YOUR GOAL:
Extract from the listing each line in which the word "with" appears.

DATASET ENTRIES:
------------------------------------------------------------------------
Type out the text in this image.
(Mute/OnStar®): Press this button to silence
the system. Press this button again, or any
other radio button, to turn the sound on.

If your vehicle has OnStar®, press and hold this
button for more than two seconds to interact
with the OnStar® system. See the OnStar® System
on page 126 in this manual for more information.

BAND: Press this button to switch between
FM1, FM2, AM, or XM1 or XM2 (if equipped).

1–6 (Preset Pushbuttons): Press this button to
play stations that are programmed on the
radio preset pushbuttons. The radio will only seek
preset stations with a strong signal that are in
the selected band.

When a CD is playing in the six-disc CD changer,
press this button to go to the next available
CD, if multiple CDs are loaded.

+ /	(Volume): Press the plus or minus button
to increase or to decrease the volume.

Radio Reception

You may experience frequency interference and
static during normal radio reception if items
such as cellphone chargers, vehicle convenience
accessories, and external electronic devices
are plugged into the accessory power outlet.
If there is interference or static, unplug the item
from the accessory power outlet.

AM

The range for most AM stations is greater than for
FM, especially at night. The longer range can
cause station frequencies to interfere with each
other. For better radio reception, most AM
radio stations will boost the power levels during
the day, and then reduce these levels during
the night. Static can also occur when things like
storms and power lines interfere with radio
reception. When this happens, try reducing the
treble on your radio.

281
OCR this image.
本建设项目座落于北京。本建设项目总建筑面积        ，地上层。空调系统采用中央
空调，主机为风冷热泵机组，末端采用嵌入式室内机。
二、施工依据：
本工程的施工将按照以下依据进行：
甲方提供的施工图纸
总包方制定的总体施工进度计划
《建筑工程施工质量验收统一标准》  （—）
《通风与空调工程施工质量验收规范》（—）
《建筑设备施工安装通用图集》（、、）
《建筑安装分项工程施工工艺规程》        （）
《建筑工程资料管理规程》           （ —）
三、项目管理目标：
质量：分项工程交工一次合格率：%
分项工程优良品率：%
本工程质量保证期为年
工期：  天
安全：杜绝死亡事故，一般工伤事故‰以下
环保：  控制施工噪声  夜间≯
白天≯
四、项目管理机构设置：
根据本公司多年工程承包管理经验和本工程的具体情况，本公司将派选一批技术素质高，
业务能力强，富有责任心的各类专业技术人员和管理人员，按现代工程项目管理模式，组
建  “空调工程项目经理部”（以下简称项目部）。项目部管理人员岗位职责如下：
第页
------------------------------------------------------------------------
EXERCISE RESPONSE:
with the OnStar® system. See the OnStar® System
preset stations with a strong signal that are in
cause station frequencies to interfere with each
storms and power lines interfere with radio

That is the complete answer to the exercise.